(PROBLEM DESCRIPTION): Copy out the material word for word, from its first line through the line containing "599, 42, 610]", including both.

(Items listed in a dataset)

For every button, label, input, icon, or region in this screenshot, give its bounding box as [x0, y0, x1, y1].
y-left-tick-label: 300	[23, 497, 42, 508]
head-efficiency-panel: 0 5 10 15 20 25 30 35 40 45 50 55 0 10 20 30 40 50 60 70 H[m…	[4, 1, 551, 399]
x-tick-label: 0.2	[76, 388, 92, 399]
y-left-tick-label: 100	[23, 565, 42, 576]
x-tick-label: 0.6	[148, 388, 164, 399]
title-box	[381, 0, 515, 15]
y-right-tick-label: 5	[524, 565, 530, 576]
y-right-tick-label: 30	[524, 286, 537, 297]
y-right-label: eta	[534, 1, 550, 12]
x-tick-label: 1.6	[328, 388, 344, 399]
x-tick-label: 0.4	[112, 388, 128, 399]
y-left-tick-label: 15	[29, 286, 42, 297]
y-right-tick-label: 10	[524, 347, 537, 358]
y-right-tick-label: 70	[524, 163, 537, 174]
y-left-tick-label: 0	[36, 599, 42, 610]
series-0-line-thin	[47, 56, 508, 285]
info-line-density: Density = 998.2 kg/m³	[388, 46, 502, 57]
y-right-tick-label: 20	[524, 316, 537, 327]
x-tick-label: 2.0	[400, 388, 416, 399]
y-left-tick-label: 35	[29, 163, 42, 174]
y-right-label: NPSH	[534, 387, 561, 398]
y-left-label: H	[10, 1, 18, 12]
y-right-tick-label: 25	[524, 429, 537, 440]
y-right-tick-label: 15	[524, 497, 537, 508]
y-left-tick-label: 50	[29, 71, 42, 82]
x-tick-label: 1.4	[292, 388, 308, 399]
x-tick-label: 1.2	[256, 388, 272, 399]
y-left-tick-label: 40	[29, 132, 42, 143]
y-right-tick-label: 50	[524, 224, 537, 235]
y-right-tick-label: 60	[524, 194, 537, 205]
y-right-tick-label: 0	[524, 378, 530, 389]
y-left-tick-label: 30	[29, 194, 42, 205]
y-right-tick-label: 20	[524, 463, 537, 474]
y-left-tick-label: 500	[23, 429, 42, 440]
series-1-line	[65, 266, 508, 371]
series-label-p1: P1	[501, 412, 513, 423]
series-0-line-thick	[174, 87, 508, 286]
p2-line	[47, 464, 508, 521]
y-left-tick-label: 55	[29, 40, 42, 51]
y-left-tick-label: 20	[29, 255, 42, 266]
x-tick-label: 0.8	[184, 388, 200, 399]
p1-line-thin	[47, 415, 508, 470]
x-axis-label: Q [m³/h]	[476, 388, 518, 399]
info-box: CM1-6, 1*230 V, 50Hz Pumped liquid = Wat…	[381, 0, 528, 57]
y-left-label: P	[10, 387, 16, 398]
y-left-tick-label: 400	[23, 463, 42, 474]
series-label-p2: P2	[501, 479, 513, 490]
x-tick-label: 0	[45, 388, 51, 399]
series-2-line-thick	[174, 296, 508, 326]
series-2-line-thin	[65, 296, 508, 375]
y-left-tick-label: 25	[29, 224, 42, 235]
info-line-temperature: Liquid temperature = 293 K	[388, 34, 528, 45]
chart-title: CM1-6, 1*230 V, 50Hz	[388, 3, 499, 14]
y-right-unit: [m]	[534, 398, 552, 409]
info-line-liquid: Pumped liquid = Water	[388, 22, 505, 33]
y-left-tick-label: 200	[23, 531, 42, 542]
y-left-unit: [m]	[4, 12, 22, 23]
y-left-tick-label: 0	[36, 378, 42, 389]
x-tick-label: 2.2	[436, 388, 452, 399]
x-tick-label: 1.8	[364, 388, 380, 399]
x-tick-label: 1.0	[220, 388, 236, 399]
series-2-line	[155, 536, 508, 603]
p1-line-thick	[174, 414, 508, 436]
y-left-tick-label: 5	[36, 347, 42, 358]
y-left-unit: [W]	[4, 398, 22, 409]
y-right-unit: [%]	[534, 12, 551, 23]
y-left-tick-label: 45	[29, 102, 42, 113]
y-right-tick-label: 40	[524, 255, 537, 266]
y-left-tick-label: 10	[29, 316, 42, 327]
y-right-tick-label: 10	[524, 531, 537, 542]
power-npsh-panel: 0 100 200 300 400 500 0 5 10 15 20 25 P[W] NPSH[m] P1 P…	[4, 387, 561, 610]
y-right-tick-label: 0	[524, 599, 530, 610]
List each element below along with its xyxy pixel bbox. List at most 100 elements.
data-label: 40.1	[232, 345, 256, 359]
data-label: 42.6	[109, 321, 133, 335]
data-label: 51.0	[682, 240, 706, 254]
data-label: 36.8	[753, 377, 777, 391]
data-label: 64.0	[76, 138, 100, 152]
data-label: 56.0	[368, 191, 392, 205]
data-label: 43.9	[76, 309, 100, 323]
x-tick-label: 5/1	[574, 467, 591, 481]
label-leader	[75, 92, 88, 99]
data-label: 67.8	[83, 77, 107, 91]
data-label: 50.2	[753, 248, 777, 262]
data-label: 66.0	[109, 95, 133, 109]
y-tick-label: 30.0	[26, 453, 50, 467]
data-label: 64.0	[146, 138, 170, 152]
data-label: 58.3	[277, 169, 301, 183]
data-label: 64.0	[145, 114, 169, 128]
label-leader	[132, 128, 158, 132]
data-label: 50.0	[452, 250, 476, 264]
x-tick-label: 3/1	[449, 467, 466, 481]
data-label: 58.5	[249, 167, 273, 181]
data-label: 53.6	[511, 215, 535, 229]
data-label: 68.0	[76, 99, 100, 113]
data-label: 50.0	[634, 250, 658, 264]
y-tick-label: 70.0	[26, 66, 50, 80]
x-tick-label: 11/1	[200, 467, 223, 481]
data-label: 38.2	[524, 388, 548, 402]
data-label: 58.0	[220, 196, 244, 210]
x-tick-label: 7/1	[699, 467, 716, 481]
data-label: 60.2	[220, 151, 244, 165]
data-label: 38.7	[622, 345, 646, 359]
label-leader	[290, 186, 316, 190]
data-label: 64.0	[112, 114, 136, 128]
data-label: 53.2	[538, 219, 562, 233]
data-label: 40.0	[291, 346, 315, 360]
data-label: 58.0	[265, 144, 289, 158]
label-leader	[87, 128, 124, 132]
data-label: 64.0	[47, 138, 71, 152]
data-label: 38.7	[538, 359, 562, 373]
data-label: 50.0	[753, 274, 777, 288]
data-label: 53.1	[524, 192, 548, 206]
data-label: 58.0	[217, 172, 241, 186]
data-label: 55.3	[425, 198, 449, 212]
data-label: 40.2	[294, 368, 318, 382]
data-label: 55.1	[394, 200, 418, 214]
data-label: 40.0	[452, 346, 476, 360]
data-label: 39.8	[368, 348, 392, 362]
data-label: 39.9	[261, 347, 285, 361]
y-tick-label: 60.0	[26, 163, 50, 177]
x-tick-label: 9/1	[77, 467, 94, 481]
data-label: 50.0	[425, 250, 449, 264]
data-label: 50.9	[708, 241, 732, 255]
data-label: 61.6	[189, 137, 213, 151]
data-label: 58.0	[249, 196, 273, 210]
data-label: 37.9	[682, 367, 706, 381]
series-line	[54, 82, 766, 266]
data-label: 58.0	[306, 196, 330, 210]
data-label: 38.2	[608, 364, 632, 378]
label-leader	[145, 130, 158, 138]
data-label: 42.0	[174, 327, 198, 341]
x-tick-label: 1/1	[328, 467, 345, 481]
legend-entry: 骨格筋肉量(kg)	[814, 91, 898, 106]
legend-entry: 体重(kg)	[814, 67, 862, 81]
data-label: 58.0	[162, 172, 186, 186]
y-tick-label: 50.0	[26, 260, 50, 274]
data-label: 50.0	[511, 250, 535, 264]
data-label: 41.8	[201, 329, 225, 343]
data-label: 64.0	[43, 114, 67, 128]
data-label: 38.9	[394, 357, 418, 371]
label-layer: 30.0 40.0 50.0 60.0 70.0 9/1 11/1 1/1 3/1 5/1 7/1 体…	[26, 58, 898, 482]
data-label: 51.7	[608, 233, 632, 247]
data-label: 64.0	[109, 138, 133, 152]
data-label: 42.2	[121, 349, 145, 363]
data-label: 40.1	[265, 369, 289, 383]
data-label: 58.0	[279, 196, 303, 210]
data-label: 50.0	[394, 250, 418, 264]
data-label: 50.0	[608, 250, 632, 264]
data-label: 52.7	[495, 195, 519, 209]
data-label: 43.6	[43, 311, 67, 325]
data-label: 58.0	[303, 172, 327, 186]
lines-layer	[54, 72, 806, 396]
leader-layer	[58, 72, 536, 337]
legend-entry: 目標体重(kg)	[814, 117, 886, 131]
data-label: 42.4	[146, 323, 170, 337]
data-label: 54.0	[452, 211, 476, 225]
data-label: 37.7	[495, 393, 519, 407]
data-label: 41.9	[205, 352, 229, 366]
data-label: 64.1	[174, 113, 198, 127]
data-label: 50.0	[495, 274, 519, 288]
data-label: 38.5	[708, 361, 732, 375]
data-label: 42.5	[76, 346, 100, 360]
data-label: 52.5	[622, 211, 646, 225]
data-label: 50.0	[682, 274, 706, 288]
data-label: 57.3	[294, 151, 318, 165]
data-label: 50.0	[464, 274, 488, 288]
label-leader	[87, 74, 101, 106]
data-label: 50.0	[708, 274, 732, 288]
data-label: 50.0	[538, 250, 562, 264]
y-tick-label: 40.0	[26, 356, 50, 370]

(WRITTEN RESPONSE):
For every button, label, input, icon, or region in this screenshot, give its bounding box as [x0, y0, x1, y1].
y-left-tick-label: 300	[23, 497, 42, 508]
head-efficiency-panel: 0 5 10 15 20 25 30 35 40 45 50 55 0 10 20 30 40 50 60 70 H[m…	[4, 1, 551, 399]
x-tick-label: 0.2	[76, 388, 92, 399]
y-left-tick-label: 100	[23, 565, 42, 576]
x-tick-label: 0.6	[148, 388, 164, 399]
title-box	[381, 0, 515, 15]
y-right-tick-label: 5	[524, 565, 530, 576]
y-right-tick-label: 30	[524, 286, 537, 297]
y-right-label: eta	[534, 1, 550, 12]
x-tick-label: 1.6	[328, 388, 344, 399]
x-tick-label: 0.4	[112, 388, 128, 399]
y-left-tick-label: 15	[29, 286, 42, 297]
y-right-tick-label: 10	[524, 347, 537, 358]
y-right-tick-label: 70	[524, 163, 537, 174]
y-left-tick-label: 0	[36, 599, 42, 610]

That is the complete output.